* [Given text]:
——————————
But it is not only "the rich man” "in his ways," (James 1. 11,) that is often cut off much sooner than he expects. They also who have the least of this world's wealth, they who fill in this world offices of least importance, who seem to do least of good to others, and to enjoy least of happiness themselves, these also are apt to reckon that they have here a continuing city; these are apt to forget that "in the midst of life we are in death." (Burial Service.) They perhaps meet with no great reverses. They commit perhaps, according to their own reckoning, no very grievous sins. They are not visited by any very signal dispensation of temporal or spiritual vicissitude. One day to them is like another day. One year is like another And they year. run out their whole three score and ten, if it please God so long to spare them, with scarce a thought that they are all

the while living close to the very edge of death. To day, we breathe. To morrow, for aught we know, we may breathe no more. To day, the pulse beats within our veins. To morrow, it may have ceased to move. To day, we follow to the grave our best loved friends. To morrow, it may be our turn to be laid in it ourselves. Oh how true it is, that life is but a vapour! Oh how certain, that the sepulchre is nigh at hand!
——————————
* [Data provided]:
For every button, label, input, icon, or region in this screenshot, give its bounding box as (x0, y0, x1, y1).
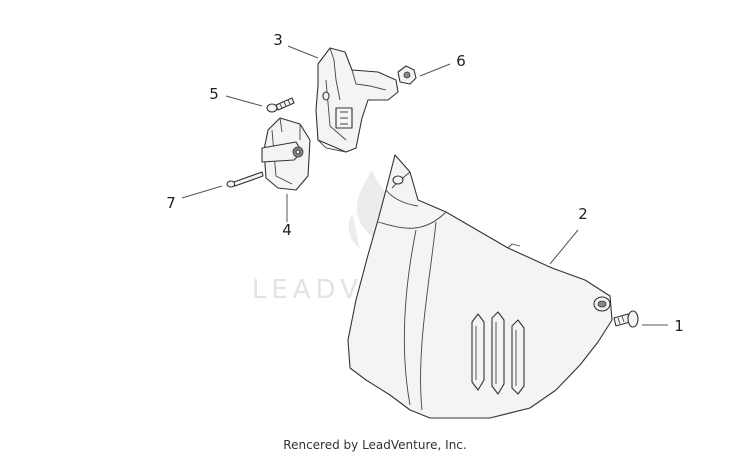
——————————
* [Complete the following]:
[1] Answer these questions on the passage about the nearness of death:
(a) Which source does the passage cite for the words "in the midst of life we are in death"?
(b) What reference is given after "the rich man" "in his ways,"?
(c) According to its closing lines, life is but what?
[2] Replace "vapour" with "mist" and write out the passage about the nearness of death, everything from "the while living" down to "nigh at hand!".

* [Outputs for the tasks]:
[1]
(a) The Burial Service.
(b) James 1. 11.
(c) A vapour.

[2]
the while living close to the very edge of death. To day, we breathe. To morrow, for aught we know, we may breathe no more. To day, the pulse beats within our veins. To morrow, it may have ceased to move. To day, we follow to the grave our best loved friends. To morrow, it may be our turn to be laid in it ourselves. Oh how true it is, that life is but a mist! Oh how certain, that the sepulchre is nigh at hand!